>> begin PROVIDED DATA

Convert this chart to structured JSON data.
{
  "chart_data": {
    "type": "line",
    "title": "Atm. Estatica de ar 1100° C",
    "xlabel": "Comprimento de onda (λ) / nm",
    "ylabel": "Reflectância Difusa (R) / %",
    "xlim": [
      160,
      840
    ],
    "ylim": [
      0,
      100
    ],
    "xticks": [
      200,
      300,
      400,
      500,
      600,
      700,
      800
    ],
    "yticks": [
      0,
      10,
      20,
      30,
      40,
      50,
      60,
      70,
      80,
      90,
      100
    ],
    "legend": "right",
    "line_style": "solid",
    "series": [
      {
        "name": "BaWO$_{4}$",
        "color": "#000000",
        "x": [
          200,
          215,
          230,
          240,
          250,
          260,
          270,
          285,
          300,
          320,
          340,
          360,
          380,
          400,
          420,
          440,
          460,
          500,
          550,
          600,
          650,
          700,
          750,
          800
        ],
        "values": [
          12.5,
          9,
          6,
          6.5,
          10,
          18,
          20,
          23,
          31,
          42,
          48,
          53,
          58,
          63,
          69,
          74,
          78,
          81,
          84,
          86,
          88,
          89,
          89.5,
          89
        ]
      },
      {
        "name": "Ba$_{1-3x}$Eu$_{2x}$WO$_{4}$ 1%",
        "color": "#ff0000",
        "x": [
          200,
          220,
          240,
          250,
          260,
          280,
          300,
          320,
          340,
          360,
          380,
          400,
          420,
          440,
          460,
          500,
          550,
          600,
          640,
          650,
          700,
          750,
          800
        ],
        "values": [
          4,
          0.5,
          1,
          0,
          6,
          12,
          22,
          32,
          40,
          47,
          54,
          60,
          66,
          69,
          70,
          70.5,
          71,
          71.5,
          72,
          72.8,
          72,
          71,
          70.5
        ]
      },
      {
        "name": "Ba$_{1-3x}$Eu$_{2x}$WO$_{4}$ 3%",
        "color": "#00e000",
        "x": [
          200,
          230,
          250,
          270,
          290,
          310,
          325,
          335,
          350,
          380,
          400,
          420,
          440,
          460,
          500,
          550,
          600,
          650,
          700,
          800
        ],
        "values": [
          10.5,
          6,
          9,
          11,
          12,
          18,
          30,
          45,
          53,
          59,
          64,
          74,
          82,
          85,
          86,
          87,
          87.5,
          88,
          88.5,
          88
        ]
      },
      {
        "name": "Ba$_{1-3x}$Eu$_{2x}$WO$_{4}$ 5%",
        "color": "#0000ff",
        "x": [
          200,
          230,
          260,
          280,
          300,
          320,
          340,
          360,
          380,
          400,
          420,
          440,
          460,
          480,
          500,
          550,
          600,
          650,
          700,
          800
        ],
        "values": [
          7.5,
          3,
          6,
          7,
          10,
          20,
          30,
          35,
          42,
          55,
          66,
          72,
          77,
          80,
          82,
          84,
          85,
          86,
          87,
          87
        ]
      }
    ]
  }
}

>> end PROVIDED DATA

Which lines above contain "color"? Show each of them.

* COMPLETED EXERCISE *
        "color": "#000000",
        "color": "#ff0000",
        "color": "#00e000",
        "color": "#0000ff",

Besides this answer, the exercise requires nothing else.